#### What is needed
Write out each line in which the string "Calving" is present.

#### Rows from a figure dataset
*****

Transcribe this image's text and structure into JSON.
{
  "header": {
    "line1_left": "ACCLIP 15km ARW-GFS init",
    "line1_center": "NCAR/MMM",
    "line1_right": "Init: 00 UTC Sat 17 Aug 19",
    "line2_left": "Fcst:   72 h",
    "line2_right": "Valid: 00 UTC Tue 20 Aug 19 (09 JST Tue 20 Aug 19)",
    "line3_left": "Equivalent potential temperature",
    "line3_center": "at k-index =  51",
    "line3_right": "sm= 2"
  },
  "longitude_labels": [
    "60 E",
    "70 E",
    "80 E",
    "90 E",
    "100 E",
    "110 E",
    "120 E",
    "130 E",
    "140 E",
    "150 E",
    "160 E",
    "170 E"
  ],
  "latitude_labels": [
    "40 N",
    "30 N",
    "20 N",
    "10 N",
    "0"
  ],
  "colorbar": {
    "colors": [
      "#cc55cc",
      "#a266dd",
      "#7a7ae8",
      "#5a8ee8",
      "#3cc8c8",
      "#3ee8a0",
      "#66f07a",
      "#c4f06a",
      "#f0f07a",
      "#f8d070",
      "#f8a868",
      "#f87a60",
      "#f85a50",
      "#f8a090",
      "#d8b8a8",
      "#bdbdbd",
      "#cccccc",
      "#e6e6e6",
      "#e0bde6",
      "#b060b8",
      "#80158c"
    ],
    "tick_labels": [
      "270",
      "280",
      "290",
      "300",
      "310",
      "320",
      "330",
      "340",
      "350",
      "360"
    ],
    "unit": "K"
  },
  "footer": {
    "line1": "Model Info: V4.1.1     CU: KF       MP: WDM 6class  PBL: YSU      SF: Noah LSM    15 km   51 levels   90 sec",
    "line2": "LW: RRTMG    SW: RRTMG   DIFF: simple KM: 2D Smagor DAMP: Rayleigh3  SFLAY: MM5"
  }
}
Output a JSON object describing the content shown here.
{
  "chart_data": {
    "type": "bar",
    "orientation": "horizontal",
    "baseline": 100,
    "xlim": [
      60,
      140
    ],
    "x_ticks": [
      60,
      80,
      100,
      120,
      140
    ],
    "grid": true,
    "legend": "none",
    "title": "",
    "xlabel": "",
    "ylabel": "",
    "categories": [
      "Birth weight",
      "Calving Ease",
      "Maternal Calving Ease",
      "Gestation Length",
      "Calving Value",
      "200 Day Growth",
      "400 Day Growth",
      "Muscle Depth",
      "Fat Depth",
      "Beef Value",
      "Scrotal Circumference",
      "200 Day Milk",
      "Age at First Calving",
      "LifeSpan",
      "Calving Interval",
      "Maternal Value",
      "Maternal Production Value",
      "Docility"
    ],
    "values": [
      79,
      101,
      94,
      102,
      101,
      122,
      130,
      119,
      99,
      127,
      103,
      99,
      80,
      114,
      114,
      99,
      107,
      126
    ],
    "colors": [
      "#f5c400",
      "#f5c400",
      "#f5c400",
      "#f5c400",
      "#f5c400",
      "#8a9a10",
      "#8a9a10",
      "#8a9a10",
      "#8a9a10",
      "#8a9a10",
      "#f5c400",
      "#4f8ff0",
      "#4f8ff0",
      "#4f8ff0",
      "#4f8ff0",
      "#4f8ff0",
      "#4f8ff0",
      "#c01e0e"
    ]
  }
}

*****

#### Full output
      "Calving Ease",
      "Maternal Calving Ease",
      "Calving Value",
      "Age at First Calving",
      "Calving Interval",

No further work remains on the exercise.